## REQUIREMENTS
Copy out every record below exactly as written, but leave out any pictures.

[Data entries for graphics]
## begin
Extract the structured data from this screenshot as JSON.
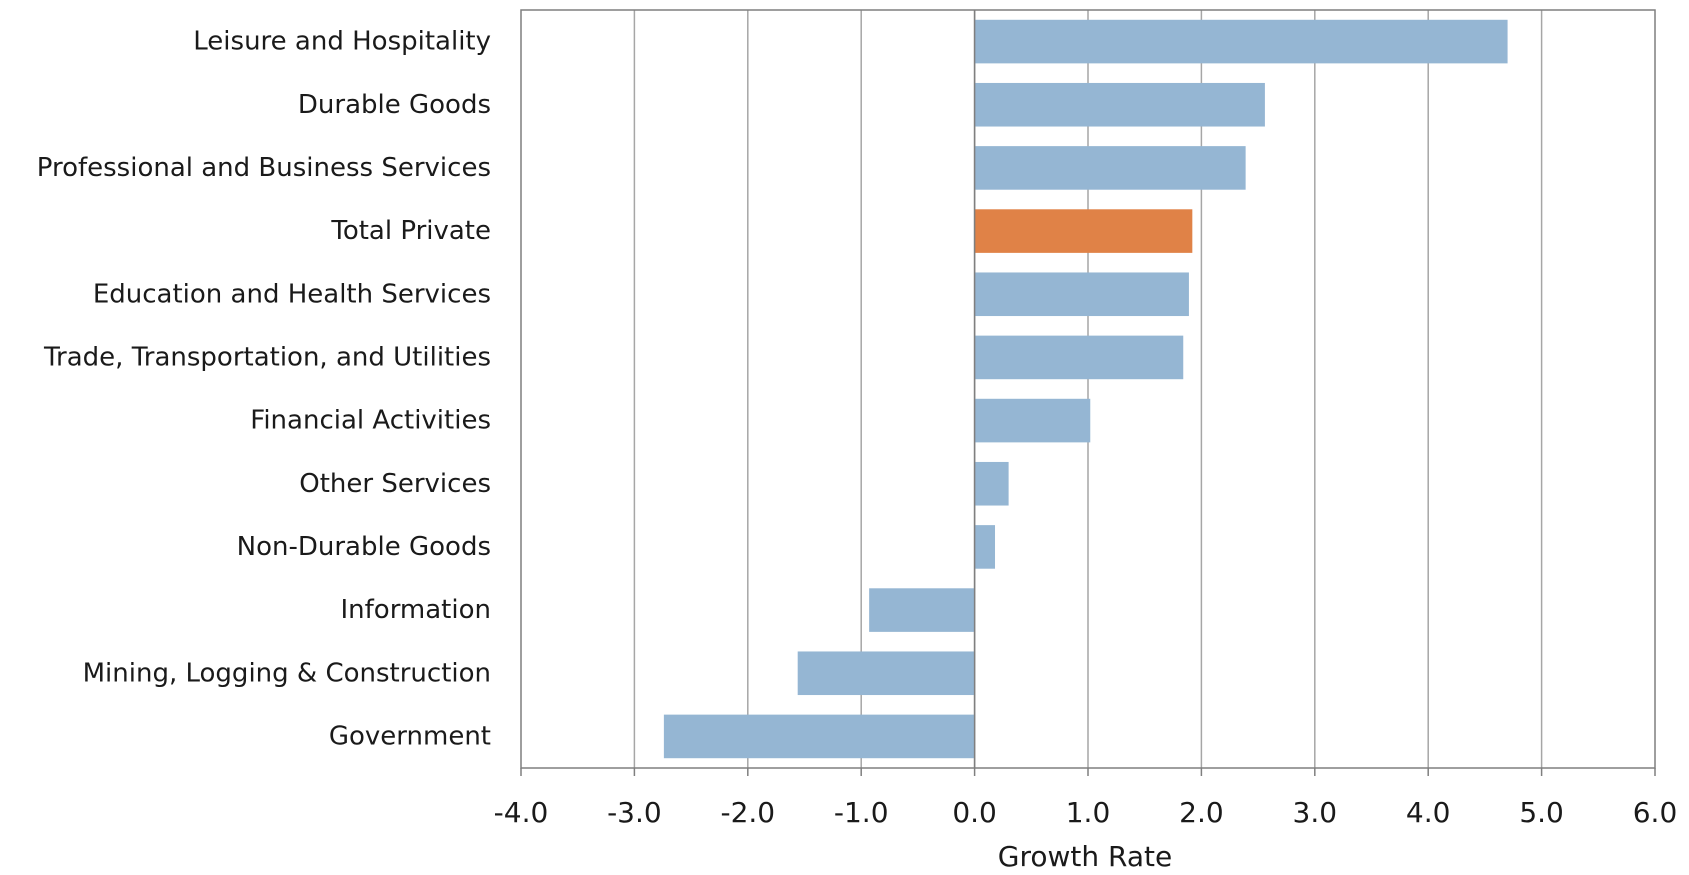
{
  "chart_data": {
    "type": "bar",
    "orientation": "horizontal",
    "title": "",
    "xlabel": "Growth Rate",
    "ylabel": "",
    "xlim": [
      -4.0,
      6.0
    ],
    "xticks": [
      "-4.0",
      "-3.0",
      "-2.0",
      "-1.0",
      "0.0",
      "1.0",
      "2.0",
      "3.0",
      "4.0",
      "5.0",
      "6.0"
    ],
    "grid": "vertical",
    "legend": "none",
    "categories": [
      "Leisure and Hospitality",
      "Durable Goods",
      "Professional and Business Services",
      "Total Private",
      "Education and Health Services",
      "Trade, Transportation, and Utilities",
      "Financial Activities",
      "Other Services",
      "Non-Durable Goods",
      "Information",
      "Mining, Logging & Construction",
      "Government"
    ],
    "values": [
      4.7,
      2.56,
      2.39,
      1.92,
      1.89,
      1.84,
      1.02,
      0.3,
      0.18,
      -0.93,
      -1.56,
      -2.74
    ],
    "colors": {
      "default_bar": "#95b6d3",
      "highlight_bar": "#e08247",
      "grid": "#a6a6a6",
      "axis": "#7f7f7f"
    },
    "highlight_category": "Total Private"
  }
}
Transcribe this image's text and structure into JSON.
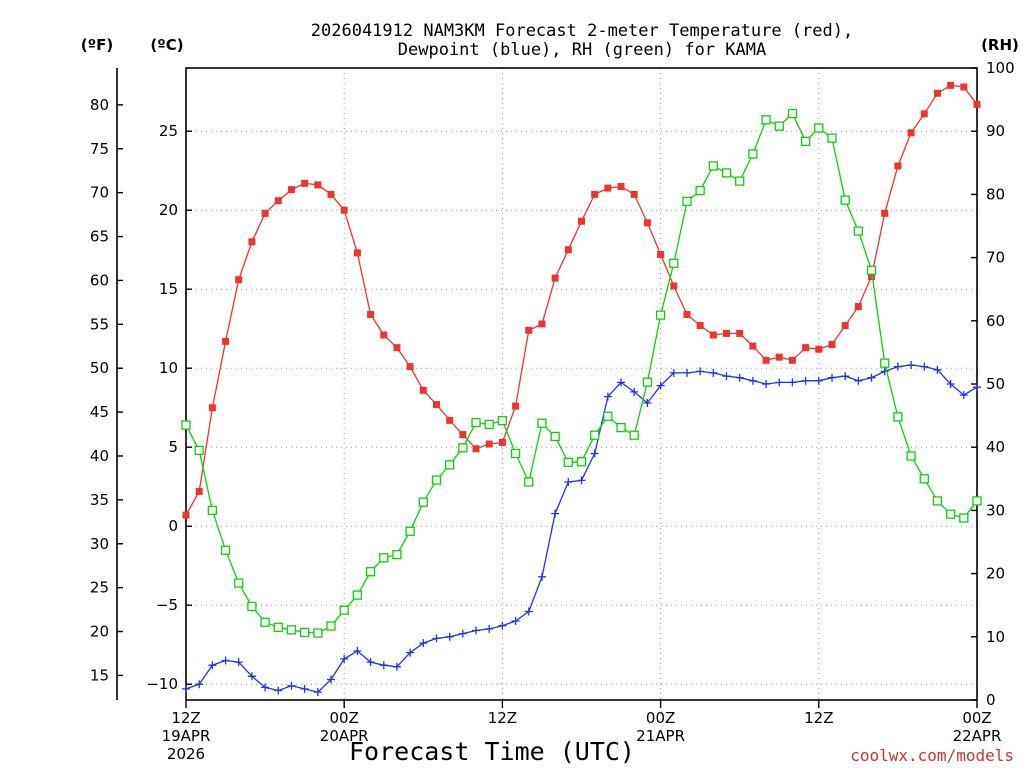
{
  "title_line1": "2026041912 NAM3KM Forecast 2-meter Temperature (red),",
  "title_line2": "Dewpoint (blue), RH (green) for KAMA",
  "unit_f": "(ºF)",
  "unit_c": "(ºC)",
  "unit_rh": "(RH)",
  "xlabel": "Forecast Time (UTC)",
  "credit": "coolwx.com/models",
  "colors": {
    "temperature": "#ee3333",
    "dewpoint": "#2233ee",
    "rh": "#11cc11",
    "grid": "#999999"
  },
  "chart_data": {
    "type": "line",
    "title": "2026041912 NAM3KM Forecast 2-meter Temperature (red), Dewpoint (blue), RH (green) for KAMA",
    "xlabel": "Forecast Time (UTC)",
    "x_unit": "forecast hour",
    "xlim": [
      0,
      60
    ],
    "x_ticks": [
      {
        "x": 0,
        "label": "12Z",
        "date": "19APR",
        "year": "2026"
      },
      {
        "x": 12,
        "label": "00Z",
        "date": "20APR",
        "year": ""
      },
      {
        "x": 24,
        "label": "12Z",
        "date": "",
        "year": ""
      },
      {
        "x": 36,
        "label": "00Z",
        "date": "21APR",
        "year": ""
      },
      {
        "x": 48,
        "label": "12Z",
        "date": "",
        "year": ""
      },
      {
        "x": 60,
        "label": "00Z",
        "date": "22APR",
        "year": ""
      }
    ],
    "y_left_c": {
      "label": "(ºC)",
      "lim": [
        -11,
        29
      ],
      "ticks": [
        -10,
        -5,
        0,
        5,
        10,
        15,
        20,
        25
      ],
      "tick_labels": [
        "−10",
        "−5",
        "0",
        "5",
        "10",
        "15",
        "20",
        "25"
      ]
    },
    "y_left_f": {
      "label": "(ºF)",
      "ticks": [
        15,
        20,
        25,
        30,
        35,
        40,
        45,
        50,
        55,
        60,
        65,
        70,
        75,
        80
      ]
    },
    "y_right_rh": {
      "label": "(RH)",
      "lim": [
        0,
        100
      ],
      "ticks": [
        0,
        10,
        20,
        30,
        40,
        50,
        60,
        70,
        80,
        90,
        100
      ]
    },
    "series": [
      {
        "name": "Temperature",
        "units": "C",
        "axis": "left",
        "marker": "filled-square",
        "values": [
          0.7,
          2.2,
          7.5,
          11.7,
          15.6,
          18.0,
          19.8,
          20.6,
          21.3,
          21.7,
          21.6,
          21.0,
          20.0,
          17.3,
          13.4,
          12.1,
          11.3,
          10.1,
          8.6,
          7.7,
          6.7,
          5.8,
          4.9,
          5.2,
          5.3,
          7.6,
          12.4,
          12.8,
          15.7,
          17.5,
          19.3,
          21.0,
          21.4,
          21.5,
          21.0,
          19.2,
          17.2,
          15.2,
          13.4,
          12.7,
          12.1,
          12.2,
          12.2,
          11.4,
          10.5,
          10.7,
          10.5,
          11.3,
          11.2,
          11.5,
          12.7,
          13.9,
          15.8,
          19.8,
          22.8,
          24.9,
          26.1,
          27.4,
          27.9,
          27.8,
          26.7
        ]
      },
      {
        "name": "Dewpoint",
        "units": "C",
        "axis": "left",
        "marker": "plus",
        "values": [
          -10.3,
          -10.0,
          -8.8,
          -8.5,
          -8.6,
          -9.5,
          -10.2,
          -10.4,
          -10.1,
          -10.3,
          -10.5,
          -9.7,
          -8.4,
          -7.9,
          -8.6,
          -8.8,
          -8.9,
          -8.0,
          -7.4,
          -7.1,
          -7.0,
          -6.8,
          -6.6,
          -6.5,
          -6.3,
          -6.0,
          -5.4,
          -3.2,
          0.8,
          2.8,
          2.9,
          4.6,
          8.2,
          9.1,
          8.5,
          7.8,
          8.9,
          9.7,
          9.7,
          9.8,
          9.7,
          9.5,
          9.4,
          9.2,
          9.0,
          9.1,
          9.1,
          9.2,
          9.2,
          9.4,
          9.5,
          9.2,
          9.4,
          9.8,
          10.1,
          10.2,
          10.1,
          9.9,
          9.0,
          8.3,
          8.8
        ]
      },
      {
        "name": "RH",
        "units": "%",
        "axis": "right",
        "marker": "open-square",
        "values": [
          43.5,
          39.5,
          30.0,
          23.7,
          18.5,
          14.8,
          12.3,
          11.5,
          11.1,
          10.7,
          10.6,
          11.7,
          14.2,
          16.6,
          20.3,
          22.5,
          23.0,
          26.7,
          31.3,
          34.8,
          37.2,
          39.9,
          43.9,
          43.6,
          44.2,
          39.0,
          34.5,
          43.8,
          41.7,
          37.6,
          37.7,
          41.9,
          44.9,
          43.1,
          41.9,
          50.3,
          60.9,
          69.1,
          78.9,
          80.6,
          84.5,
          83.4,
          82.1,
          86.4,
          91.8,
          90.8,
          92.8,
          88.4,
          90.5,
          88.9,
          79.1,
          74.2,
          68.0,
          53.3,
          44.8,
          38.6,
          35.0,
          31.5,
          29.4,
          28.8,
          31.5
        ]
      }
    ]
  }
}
## end
## EXPECTED ANSWER
Extract the structured data from this screenshot as JSON.
{
  "chart_data": {
    "type": "bar",
    "orientation": "horizontal",
    "title": "",
    "xlabel": "Growth Rate",
    "ylabel": "",
    "xlim": [
      -4.0,
      6.0
    ],
    "xticks": [
      "-4.0",
      "-3.0",
      "-2.0",
      "-1.0",
      "0.0",
      "1.0",
      "2.0",
      "3.0",
      "4.0",
      "5.0",
      "6.0"
    ],
    "grid": "vertical",
    "legend": "none",
    "categories": [
      "Leisure and Hospitality",
      "Durable Goods",
      "Professional and Business Services",
      "Total Private",
      "Education and Health Services",
      "Trade, Transportation, and Utilities",
      "Financial Activities",
      "Other Services",
      "Non-Durable Goods",
      "Information",
      "Mining, Logging & Construction",
      "Government"
    ],
    "values": [
      4.7,
      2.56,
      2.39,
      1.92,
      1.89,
      1.84,
      1.02,
      0.3,
      0.18,
      -0.93,
      -1.56,
      -2.74
    ],
    "colors": {
      "default_bar": "#95b6d3",
      "highlight_bar": "#e08247",
      "grid": "#a6a6a6",
      "axis": "#7f7f7f"
    },
    "highlight_category": "Total Private"
  }
}
Transcribe this image's text and structure into JSON.
{
  "title_line1": "2026041912 NAM3KM Forecast 2-meter Temperature (red),",
  "title_line2": "Dewpoint (blue), RH (green) for KAMA",
  "unit_f": "(ºF)",
  "unit_c": "(ºC)",
  "unit_rh": "(RH)",
  "xlabel": "Forecast Time (UTC)",
  "credit": "coolwx.com/models",
  "colors": {
    "temperature": "#ee3333",
    "dewpoint": "#2233ee",
    "rh": "#11cc11",
    "grid": "#999999"
  },
  "chart_data": {
    "type": "line",
    "title": "2026041912 NAM3KM Forecast 2-meter Temperature (red), Dewpoint (blue), RH (green) for KAMA",
    "xlabel": "Forecast Time (UTC)",
    "x_unit": "forecast hour",
    "xlim": [
      0,
      60
    ],
    "x_ticks": [
      {
        "x": 0,
        "label": "12Z",
        "date": "19APR",
        "year": "2026"
      },
      {
        "x": 12,
        "label": "00Z",
        "date": "20APR",
        "year": ""
      },
      {
        "x": 24,
        "label": "12Z",
        "date": "",
        "year": ""
      },
      {
        "x": 36,
        "label": "00Z",
        "date": "21APR",
        "year": ""
      },
      {
        "x": 48,
        "label": "12Z",
        "date": "",
        "year": ""
      },
      {
        "x": 60,
        "label": "00Z",
        "date": "22APR",
        "year": ""
      }
    ],
    "y_left_c": {
      "label": "(ºC)",
      "lim": [
        -11,
        29
      ],
      "ticks": [
        -10,
        -5,
        0,
        5,
        10,
        15,
        20,
        25
      ],
      "tick_labels": [
        "−10",
        "−5",
        "0",
        "5",
        "10",
        "15",
        "20",
        "25"
      ]
    },
    "y_left_f": {
      "label": "(ºF)",
      "ticks": [
        15,
        20,
        25,
        30,
        35,
        40,
        45,
        50,
        55,
        60,
        65,
        70,
        75,
        80
      ]
    },
    "y_right_rh": {
      "label": "(RH)",
      "lim": [
        0,
        100
      ],
      "ticks": [
        0,
        10,
        20,
        30,
        40,
        50,
        60,
        70,
        80,
        90,
        100
      ]
    },
    "series": [
      {
        "name": "Temperature",
        "units": "C",
        "axis": "left",
        "marker": "filled-square",
        "values": [
          0.7,
          2.2,
          7.5,
          11.7,
          15.6,
          18.0,
          19.8,
          20.6,
          21.3,
          21.7,
          21.6,
          21.0,
          20.0,
          17.3,
          13.4,
          12.1,
          11.3,
          10.1,
          8.6,
          7.7,
          6.7,
          5.8,
          4.9,
          5.2,
          5.3,
          7.6,
          12.4,
          12.8,
          15.7,
          17.5,
          19.3,
          21.0,
          21.4,
          21.5,
          21.0,
          19.2,
          17.2,
          15.2,
          13.4,
          12.7,
          12.1,
          12.2,
          12.2,
          11.4,
          10.5,
          10.7,
          10.5,
          11.3,
          11.2,
          11.5,
          12.7,
          13.9,
          15.8,
          19.8,
          22.8,
          24.9,
          26.1,
          27.4,
          27.9,
          27.8,
          26.7
        ]
      },
      {
        "name": "Dewpoint",
        "units": "C",
        "axis": "left",
        "marker": "plus",
        "values": [
          -10.3,
          -10.0,
          -8.8,
          -8.5,
          -8.6,
          -9.5,
          -10.2,
          -10.4,
          -10.1,
          -10.3,
          -10.5,
          -9.7,
          -8.4,
          -7.9,
          -8.6,
          -8.8,
          -8.9,
          -8.0,
          -7.4,
          -7.1,
          -7.0,
          -6.8,
          -6.6,
          -6.5,
          -6.3,
          -6.0,
          -5.4,
          -3.2,
          0.8,
          2.8,
          2.9,
          4.6,
          8.2,
          9.1,
          8.5,
          7.8,
          8.9,
          9.7,
          9.7,
          9.8,
          9.7,
          9.5,
          9.4,
          9.2,
          9.0,
          9.1,
          9.1,
          9.2,
          9.2,
          9.4,
          9.5,
          9.2,
          9.4,
          9.8,
          10.1,
          10.2,
          10.1,
          9.9,
          9.0,
          8.3,
          8.8
        ]
      },
      {
        "name": "RH",
        "units": "%",
        "axis": "right",
        "marker": "open-square",
        "values": [
          43.5,
          39.5,
          30.0,
          23.7,
          18.5,
          14.8,
          12.3,
          11.5,
          11.1,
          10.7,
          10.6,
          11.7,
          14.2,
          16.6,
          20.3,
          22.5,
          23.0,
          26.7,
          31.3,
          34.8,
          37.2,
          39.9,
          43.9,
          43.6,
          44.2,
          39.0,
          34.5,
          43.8,
          41.7,
          37.6,
          37.7,
          41.9,
          44.9,
          43.1,
          41.9,
          50.3,
          60.9,
          69.1,
          78.9,
          80.6,
          84.5,
          83.4,
          82.1,
          86.4,
          91.8,
          90.8,
          92.8,
          88.4,
          90.5,
          88.9,
          79.1,
          74.2,
          68.0,
          53.3,
          44.8,
          38.6,
          35.0,
          31.5,
          29.4,
          28.8,
          31.5
        ]
      }
    ]
  }
}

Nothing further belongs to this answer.